PROBLEM TO WORK ON ->
Retype all the data word for word.

INPUT DATA Start Marker

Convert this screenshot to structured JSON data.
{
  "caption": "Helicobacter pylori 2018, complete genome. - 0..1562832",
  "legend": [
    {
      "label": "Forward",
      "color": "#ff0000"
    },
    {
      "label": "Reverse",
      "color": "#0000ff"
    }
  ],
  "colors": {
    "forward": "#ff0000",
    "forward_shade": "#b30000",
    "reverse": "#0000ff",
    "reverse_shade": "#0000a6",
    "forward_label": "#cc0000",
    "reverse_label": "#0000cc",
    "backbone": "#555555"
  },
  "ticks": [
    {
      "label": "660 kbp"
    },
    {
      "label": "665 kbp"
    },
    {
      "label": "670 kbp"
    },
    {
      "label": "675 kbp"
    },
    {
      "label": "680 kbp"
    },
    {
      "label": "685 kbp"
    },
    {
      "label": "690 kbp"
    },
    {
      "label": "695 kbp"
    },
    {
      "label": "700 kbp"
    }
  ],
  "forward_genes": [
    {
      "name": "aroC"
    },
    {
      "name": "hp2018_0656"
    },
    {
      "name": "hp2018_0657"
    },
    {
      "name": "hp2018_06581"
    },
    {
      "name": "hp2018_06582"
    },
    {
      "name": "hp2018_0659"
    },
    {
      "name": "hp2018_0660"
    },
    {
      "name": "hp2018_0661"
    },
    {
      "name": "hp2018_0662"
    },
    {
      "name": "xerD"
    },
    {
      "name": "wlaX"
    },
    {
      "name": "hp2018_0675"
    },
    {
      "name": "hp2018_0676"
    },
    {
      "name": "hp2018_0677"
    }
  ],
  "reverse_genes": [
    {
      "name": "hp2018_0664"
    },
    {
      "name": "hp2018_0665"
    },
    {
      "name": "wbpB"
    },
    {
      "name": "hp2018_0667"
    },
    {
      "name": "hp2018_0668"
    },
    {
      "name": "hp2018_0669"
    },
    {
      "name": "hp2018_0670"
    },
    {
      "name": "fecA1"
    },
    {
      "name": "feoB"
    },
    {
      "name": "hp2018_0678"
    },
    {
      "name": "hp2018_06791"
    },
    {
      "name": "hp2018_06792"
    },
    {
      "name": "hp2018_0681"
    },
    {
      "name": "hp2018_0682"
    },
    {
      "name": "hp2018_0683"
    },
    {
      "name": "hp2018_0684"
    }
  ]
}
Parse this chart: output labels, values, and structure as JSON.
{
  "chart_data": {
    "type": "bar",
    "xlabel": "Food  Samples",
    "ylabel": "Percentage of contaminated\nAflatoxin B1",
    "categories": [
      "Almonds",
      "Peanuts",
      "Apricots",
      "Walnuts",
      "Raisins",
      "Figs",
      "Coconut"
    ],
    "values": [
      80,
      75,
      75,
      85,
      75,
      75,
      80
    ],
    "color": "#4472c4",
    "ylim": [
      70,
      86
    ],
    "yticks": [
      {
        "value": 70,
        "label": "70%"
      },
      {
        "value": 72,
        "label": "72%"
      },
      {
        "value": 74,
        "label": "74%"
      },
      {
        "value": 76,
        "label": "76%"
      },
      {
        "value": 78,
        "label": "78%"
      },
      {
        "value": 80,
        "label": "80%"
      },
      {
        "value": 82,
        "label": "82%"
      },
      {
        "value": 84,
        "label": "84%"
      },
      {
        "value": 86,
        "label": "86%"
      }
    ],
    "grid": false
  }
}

INPUT DATA End Marker

ANSWER SECTION ->
Convert this screenshot to structured JSON data.
{
  "caption": "Helicobacter pylori 2018, complete genome. - 0..1562832",
  "legend": [
    {
      "label": "Forward",
      "color": "#ff0000"
    },
    {
      "label": "Reverse",
      "color": "#0000ff"
    }
  ],
  "colors": {
    "forward": "#ff0000",
    "forward_shade": "#b30000",
    "reverse": "#0000ff",
    "reverse_shade": "#0000a6",
    "forward_label": "#cc0000",
    "reverse_label": "#0000cc",
    "backbone": "#555555"
  },
  "ticks": [
    {
      "label": "660 kbp"
    },
    {
      "label": "665 kbp"
    },
    {
      "label": "670 kbp"
    },
    {
      "label": "675 kbp"
    },
    {
      "label": "680 kbp"
    },
    {
      "label": "685 kbp"
    },
    {
      "label": "690 kbp"
    },
    {
      "label": "695 kbp"
    },
    {
      "label": "700 kbp"
    }
  ],
  "forward_genes": [
    {
      "name": "aroC"
    },
    {
      "name": "hp2018_0656"
    },
    {
      "name": "hp2018_0657"
    },
    {
      "name": "hp2018_06581"
    },
    {
      "name": "hp2018_06582"
    },
    {
      "name": "hp2018_0659"
    },
    {
      "name": "hp2018_0660"
    },
    {
      "name": "hp2018_0661"
    },
    {
      "name": "hp2018_0662"
    },
    {
      "name": "xerD"
    },
    {
      "name": "wlaX"
    },
    {
      "name": "hp2018_0675"
    },
    {
      "name": "hp2018_0676"
    },
    {
      "name": "hp2018_0677"
    }
  ],
  "reverse_genes": [
    {
      "name": "hp2018_0664"
    },
    {
      "name": "hp2018_0665"
    },
    {
      "name": "wbpB"
    },
    {
      "name": "hp2018_0667"
    },
    {
      "name": "hp2018_0668"
    },
    {
      "name": "hp2018_0669"
    },
    {
      "name": "hp2018_0670"
    },
    {
      "name": "fecA1"
    },
    {
      "name": "feoB"
    },
    {
      "name": "hp2018_0678"
    },
    {
      "name": "hp2018_06791"
    },
    {
      "name": "hp2018_06792"
    },
    {
      "name": "hp2018_0681"
    },
    {
      "name": "hp2018_0682"
    },
    {
      "name": "hp2018_0683"
    },
    {
      "name": "hp2018_0684"
    }
  ]
}
Parse this chart: output labels, values, and structure as JSON.
{
  "chart_data": {
    "type": "bar",
    "xlabel": "Food  Samples",
    "ylabel": "Percentage of contaminated\nAflatoxin B1",
    "categories": [
      "Almonds",
      "Peanuts",
      "Apricots",
      "Walnuts",
      "Raisins",
      "Figs",
      "Coconut"
    ],
    "values": [
      80,
      75,
      75,
      85,
      75,
      75,
      80
    ],
    "color": "#4472c4",
    "ylim": [
      70,
      86
    ],
    "yticks": [
      {
        "value": 70,
        "label": "70%"
      },
      {
        "value": 72,
        "label": "72%"
      },
      {
        "value": 74,
        "label": "74%"
      },
      {
        "value": 76,
        "label": "76%"
      },
      {
        "value": 78,
        "label": "78%"
      },
      {
        "value": 80,
        "label": "80%"
      },
      {
        "value": 82,
        "label": "82%"
      },
      {
        "value": 84,
        "label": "84%"
      },
      {
        "value": 86,
        "label": "86%"
      }
    ],
    "grid": false
  }
}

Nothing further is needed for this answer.